Figure record listings:
■ ■ ■ ■ ■
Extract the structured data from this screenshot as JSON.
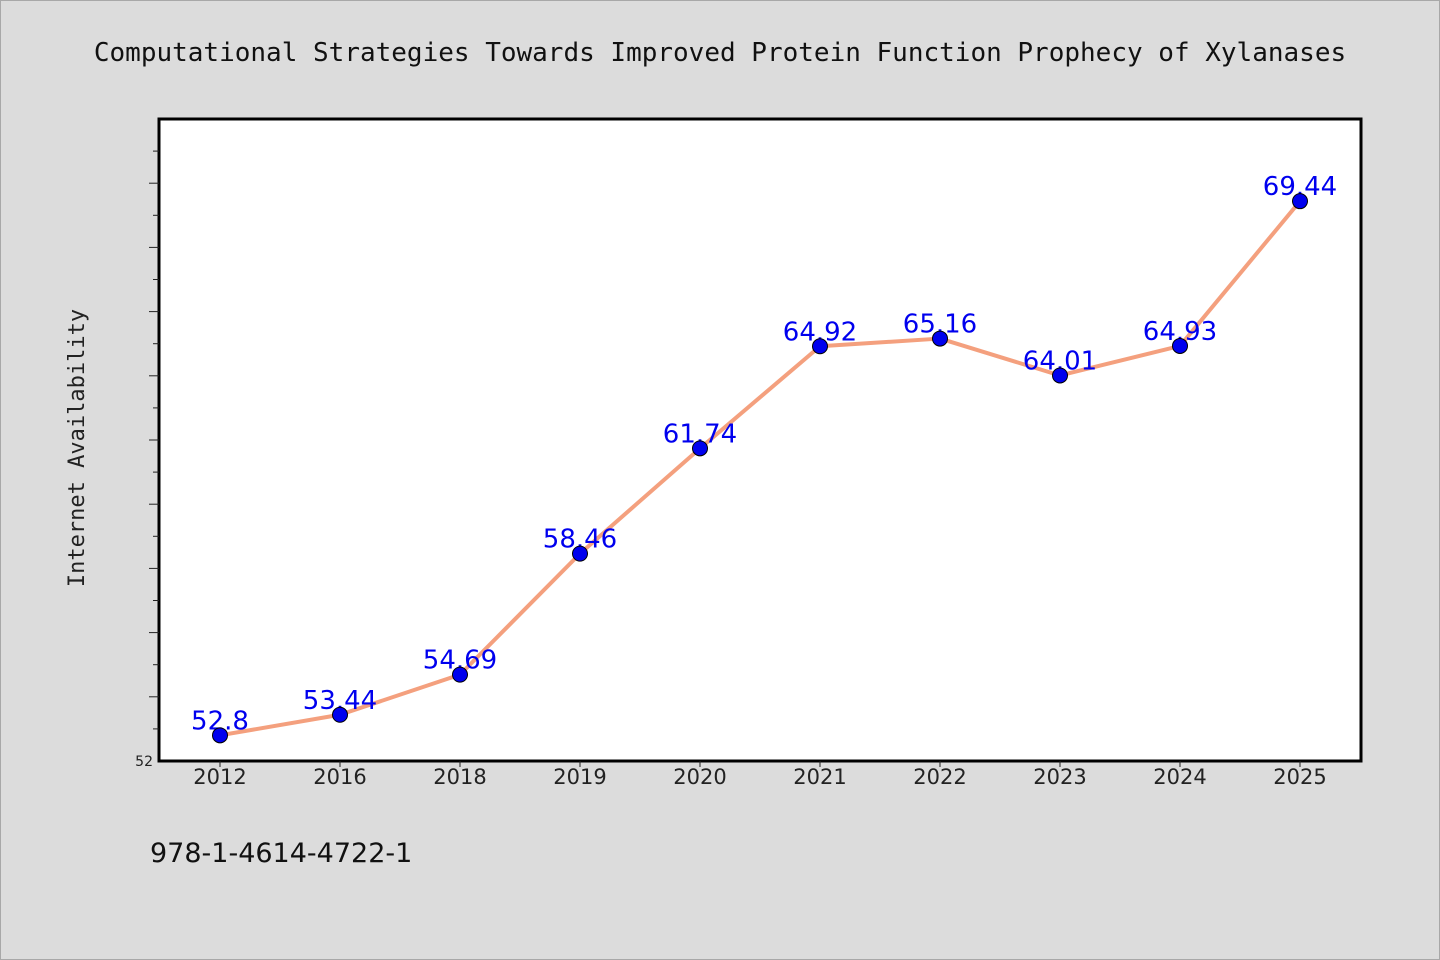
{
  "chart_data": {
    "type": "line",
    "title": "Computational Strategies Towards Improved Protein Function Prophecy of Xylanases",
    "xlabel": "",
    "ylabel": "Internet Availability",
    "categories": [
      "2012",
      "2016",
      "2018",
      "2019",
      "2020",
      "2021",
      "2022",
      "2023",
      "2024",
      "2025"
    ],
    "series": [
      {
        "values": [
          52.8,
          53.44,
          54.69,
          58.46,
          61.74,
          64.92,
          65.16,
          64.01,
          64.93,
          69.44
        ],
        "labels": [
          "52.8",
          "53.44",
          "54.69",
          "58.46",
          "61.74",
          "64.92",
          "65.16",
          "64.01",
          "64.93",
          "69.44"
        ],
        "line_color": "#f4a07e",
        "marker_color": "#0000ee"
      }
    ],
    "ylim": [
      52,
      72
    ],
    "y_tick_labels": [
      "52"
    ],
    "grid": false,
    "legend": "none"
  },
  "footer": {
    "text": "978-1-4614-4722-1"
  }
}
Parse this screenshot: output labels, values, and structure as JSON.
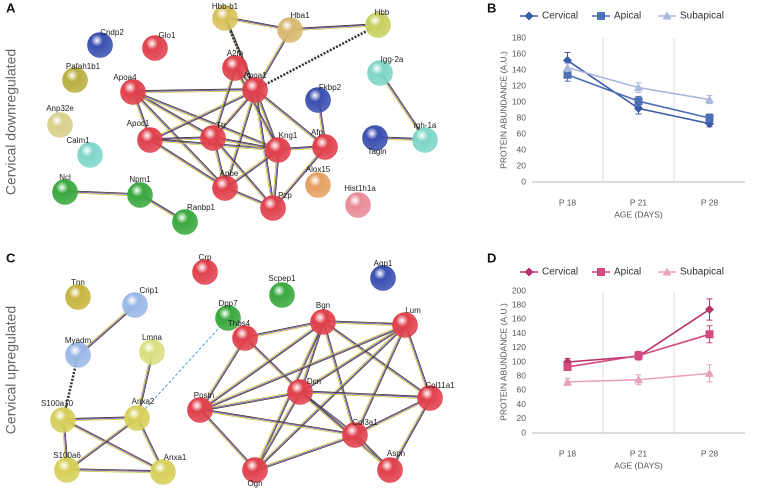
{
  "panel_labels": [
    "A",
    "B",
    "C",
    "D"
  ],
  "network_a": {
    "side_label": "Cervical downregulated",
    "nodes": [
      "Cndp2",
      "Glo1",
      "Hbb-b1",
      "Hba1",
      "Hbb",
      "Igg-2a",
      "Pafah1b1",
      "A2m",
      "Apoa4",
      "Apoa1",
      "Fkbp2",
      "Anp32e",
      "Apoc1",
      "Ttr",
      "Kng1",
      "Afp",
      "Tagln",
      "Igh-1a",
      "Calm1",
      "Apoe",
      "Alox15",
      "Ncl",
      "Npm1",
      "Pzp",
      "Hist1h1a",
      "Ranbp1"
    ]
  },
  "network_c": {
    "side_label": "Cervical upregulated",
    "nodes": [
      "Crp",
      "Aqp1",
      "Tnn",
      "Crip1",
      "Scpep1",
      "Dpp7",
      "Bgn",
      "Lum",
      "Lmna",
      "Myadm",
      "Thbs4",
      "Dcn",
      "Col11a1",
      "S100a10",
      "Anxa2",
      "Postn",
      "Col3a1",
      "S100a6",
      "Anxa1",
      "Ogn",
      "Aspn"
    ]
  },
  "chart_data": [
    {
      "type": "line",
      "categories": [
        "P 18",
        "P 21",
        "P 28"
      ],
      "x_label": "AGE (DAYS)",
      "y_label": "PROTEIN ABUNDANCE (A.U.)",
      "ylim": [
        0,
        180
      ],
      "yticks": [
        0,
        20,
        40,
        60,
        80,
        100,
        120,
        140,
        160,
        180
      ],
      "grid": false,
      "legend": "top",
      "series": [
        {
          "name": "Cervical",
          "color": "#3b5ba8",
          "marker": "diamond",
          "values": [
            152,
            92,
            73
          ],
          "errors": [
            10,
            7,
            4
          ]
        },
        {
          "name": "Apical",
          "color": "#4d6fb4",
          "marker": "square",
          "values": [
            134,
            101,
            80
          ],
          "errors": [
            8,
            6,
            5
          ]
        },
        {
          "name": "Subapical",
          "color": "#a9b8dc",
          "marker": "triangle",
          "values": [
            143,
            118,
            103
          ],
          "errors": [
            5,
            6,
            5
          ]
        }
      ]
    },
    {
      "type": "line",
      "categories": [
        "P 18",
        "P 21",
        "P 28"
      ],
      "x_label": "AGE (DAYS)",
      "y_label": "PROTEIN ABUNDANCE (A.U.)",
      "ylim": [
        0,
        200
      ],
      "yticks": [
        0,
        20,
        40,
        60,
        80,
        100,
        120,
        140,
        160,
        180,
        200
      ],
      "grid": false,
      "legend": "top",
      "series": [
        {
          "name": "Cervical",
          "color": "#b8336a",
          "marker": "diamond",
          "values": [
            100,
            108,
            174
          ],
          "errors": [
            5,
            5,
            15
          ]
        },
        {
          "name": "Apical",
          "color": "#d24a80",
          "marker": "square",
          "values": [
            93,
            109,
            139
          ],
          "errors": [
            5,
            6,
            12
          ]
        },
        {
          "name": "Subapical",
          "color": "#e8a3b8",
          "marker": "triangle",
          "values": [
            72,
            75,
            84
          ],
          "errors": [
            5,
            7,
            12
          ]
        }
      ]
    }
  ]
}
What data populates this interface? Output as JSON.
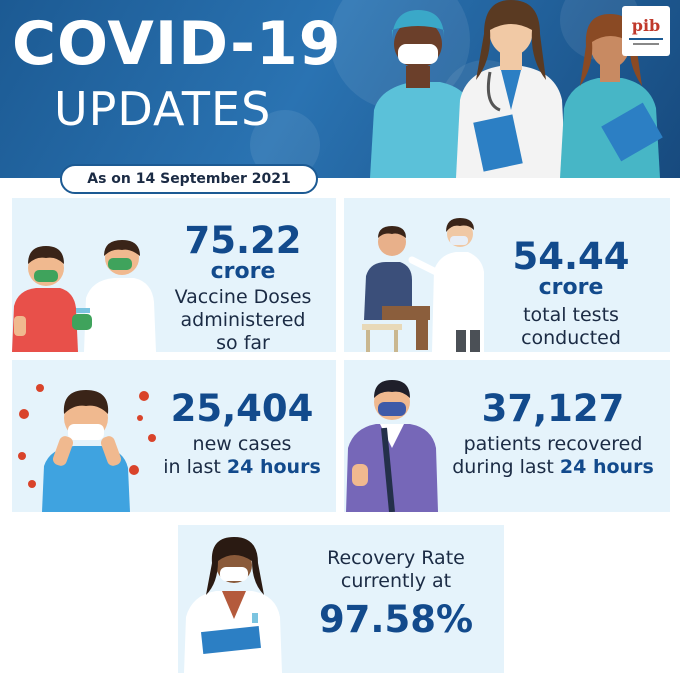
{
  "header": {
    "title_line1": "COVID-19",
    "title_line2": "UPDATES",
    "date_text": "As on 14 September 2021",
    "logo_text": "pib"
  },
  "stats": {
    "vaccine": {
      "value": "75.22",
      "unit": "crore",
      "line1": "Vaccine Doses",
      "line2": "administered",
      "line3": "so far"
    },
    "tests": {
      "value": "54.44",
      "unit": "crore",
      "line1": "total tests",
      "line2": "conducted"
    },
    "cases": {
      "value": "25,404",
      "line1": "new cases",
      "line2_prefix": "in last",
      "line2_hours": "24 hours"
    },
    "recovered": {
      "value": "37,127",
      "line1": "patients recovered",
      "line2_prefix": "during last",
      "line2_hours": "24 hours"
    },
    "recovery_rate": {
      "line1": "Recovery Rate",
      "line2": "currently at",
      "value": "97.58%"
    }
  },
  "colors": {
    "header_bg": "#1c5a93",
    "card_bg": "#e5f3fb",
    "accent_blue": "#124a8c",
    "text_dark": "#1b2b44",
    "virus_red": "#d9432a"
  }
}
■ ■ ■ ■ ■
> _Problem_: All of the data is to be reproduced exactly, with the pictures left out.

> _Result of the exercise_:
Extract the structured data from this screenshot as JSON.
{
  "chart_data": {
    "type": "line",
    "title": "Computational Strategies Towards Improved Protein Function Prophecy of Xylanases",
    "xlabel": "",
    "ylabel": "Internet Availability",
    "categories": [
      "2012",
      "2016",
      "2018",
      "2019",
      "2020",
      "2021",
      "2022",
      "2023",
      "2024",
      "2025"
    ],
    "series": [
      {
        "values": [
          52.8,
          53.44,
          54.69,
          58.46,
          61.74,
          64.92,
          65.16,
          64.01,
          64.93,
          69.44
        ],
        "labels": [
          "52.8",
          "53.44",
          "54.69",
          "58.46",
          "61.74",
          "64.92",
          "65.16",
          "64.01",
          "64.93",
          "69.44"
        ],
        "line_color": "#f4a07e",
        "marker_color": "#0000ee"
      }
    ],
    "ylim": [
      52,
      72
    ],
    "y_tick_labels": [
      "52"
    ],
    "grid": false,
    "legend": "none"
  },
  "footer": {
    "text": "978-1-4614-4722-1"
  }
}
Parse this screenshot: output labels, values, and structure as JSON.
{
  "panel_labels": [
    "A",
    "B",
    "C",
    "D"
  ],
  "network_a": {
    "side_label": "Cervical downregulated",
    "nodes": [
      "Cndp2",
      "Glo1",
      "Hbb-b1",
      "Hba1",
      "Hbb",
      "Igg-2a",
      "Pafah1b1",
      "A2m",
      "Apoa4",
      "Apoa1",
      "Fkbp2",
      "Anp32e",
      "Apoc1",
      "Ttr",
      "Kng1",
      "Afp",
      "Tagln",
      "Igh-1a",
      "Calm1",
      "Apoe",
      "Alox15",
      "Ncl",
      "Npm1",
      "Pzp",
      "Hist1h1a",
      "Ranbp1"
    ]
  },
  "network_c": {
    "side_label": "Cervical upregulated",
    "nodes": [
      "Crp",
      "Aqp1",
      "Tnn",
      "Crip1",
      "Scpep1",
      "Dpp7",
      "Bgn",
      "Lum",
      "Lmna",
      "Myadm",
      "Thbs4",
      "Dcn",
      "Col11a1",
      "S100a10",
      "Anxa2",
      "Postn",
      "Col3a1",
      "S100a6",
      "Anxa1",
      "Ogn",
      "Aspn"
    ]
  },
  "chart_data": [
    {
      "type": "line",
      "categories": [
        "P 18",
        "P 21",
        "P 28"
      ],
      "x_label": "AGE (DAYS)",
      "y_label": "PROTEIN ABUNDANCE (A.U.)",
      "ylim": [
        0,
        180
      ],
      "yticks": [
        0,
        20,
        40,
        60,
        80,
        100,
        120,
        140,
        160,
        180
      ],
      "grid": false,
      "legend": "top",
      "series": [
        {
          "name": "Cervical",
          "color": "#3b5ba8",
          "marker": "diamond",
          "values": [
            152,
            92,
            73
          ],
          "errors": [
            10,
            7,
            4
          ]
        },
        {
          "name": "Apical",
          "color": "#4d6fb4",
          "marker": "square",
          "values": [
            134,
            101,
            80
          ],
          "errors": [
            8,
            6,
            5
          ]
        },
        {
          "name": "Subapical",
          "color": "#a9b8dc",
          "marker": "triangle",
          "values": [
            143,
            118,
            103
          ],
          "errors": [
            5,
            6,
            5
          ]
        }
      ]
    },
    {
      "type": "line",
      "categories": [
        "P 18",
        "P 21",
        "P 28"
      ],
      "x_label": "AGE (DAYS)",
      "y_label": "PROTEIN ABUNDANCE (A.U.)",
      "ylim": [
        0,
        200
      ],
      "yticks": [
        0,
        20,
        40,
        60,
        80,
        100,
        120,
        140,
        160,
        180,
        200
      ],
      "grid": false,
      "legend": "top",
      "series": [
        {
          "name": "Cervical",
          "color": "#b8336a",
          "marker": "diamond",
          "values": [
            100,
            108,
            174
          ],
          "errors": [
            5,
            5,
            15
          ]
        },
        {
          "name": "Apical",
          "color": "#d24a80",
          "marker": "square",
          "values": [
            93,
            109,
            139
          ],
          "errors": [
            5,
            6,
            12
          ]
        },
        {
          "name": "Subapical",
          "color": "#e8a3b8",
          "marker": "triangle",
          "values": [
            72,
            75,
            84
          ],
          "errors": [
            5,
            7,
            12
          ]
        }
      ]
    }
  ]
}
What data populates this interface? Output as JSON.
{
  "header": {
    "title_line1": "COVID-19",
    "title_line2": "UPDATES",
    "date_text": "As on 14 September 2021",
    "logo_text": "pib"
  },
  "stats": {
    "vaccine": {
      "value": "75.22",
      "unit": "crore",
      "line1": "Vaccine Doses",
      "line2": "administered",
      "line3": "so far"
    },
    "tests": {
      "value": "54.44",
      "unit": "crore",
      "line1": "total tests",
      "line2": "conducted"
    },
    "cases": {
      "value": "25,404",
      "line1": "new cases",
      "line2_prefix": "in last",
      "line2_hours": "24 hours"
    },
    "recovered": {
      "value": "37,127",
      "line1": "patients recovered",
      "line2_prefix": "during last",
      "line2_hours": "24 hours"
    },
    "recovery_rate": {
      "line1": "Recovery Rate",
      "line2": "currently at",
      "value": "97.58%"
    }
  },
  "colors": {
    "header_bg": "#1c5a93",
    "card_bg": "#e5f3fb",
    "accent_blue": "#124a8c",
    "text_dark": "#1b2b44",
    "virus_red": "#d9432a"
  }
}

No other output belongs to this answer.